Given exercise: Copy the data word for word, keeping every line.

---------- Supplied data

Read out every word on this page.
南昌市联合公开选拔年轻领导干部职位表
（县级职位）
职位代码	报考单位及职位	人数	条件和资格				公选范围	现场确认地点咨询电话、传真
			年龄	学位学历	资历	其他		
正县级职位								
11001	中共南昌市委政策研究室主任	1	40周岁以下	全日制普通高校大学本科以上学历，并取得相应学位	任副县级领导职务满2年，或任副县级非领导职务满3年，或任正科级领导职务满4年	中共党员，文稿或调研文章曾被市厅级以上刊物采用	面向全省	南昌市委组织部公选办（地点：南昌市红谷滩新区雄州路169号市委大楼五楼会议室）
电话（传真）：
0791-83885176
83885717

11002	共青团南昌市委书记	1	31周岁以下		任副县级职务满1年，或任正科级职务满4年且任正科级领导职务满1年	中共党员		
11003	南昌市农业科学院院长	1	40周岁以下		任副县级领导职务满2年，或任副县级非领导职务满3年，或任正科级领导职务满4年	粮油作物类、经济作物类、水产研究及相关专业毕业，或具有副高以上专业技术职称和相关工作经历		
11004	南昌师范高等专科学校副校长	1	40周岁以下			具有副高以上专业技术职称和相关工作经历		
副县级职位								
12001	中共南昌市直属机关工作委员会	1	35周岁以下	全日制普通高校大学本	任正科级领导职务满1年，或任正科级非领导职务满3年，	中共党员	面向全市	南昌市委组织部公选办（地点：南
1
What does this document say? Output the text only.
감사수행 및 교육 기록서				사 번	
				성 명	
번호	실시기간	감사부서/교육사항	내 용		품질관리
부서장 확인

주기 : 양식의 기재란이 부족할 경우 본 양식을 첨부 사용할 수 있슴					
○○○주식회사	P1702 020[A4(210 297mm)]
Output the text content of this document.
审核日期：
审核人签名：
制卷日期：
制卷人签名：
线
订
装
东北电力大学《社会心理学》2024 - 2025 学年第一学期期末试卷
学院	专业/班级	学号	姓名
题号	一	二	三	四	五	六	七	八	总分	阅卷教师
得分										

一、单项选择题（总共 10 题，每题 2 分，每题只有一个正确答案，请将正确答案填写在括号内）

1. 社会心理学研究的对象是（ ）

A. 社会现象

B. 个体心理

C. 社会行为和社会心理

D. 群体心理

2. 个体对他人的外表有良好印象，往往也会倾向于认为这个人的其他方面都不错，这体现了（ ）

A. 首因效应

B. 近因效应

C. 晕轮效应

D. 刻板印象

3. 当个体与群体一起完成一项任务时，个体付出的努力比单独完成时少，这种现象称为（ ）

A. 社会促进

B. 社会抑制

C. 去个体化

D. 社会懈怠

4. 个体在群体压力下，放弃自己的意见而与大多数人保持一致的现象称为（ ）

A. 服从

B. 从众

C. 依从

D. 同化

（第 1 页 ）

--------------------

Task solution:
Read out every word on this page.
南昌市联合公开选拔年轻领导干部职位表
（县级职位）
职位代码	报考单位及职位	人数	条件和资格				公选范围	现场确认地点咨询电话、传真
			年龄	学位学历	资历	其他		
正县级职位								
11001	中共南昌市委政策研究室主任	1	40周岁以下	全日制普通高校大学本科以上学历，并取得相应学位	任副县级领导职务满2年，或任副县级非领导职务满3年，或任正科级领导职务满4年	中共党员，文稿或调研文章曾被市厅级以上刊物采用	面向全省	南昌市委组织部公选办（地点：南昌市红谷滩新区雄州路169号市委大楼五楼会议室）
电话（传真）：
0791-83885176
83885717

11002	共青团南昌市委书记	1	31周岁以下		任副县级职务满1年，或任正科级职务满4年且任正科级领导职务满1年	中共党员		
11003	南昌市农业科学院院长	1	40周岁以下		任副县级领导职务满2年，或任副县级非领导职务满3年，或任正科级领导职务满4年	粮油作物类、经济作物类、水产研究及相关专业毕业，或具有副高以上专业技术职称和相关工作经历		
11004	南昌师范高等专科学校副校长	1	40周岁以下			具有副高以上专业技术职称和相关工作经历		
副县级职位								
12001	中共南昌市直属机关工作委员会	1	35周岁以下	全日制普通高校大学本	任正科级领导职务满1年，或任正科级非领导职务满3年，	中共党员	面向全市	南昌市委组织部公选办（地点：南
1
What does this document say? Output the text only.
감사수행 및 교육 기록서				사 번	
				성 명	
번호	실시기간	감사부서/교육사항	내 용		품질관리
부서장 확인

주기 : 양식의 기재란이 부족할 경우 본 양식을 첨부 사용할 수 있슴					
○○○주식회사	P1702 020[A4(210 297mm)]
Output the text content of this document.
审核日期：
审核人签名：
制卷日期：
制卷人签名：
线
订
装
东北电力大学《社会心理学》2024 - 2025 学年第一学期期末试卷
学院	专业/班级	学号	姓名
题号	一	二	三	四	五	六	七	八	总分	阅卷教师
得分										

一、单项选择题（总共 10 题，每题 2 分，每题只有一个正确答案，请将正确答案填写在括号内）

1. 社会心理学研究的对象是（ ）

A. 社会现象

B. 个体心理

C. 社会行为和社会心理

D. 群体心理

2. 个体对他人的外表有良好印象，往往也会倾向于认为这个人的其他方面都不错，这体现了（ ）

A. 首因效应

B. 近因效应

C. 晕轮效应

D. 刻板印象

3. 当个体与群体一起完成一项任务时，个体付出的努力比单独完成时少，这种现象称为（ ）

A. 社会促进

B. 社会抑制

C. 去个体化

D. 社会懈怠

4. 个体在群体压力下，放弃自己的意见而与大多数人保持一致的现象称为（ ）

A. 服从

B. 从众

C. 依从

D. 同化

（第 1 页 ）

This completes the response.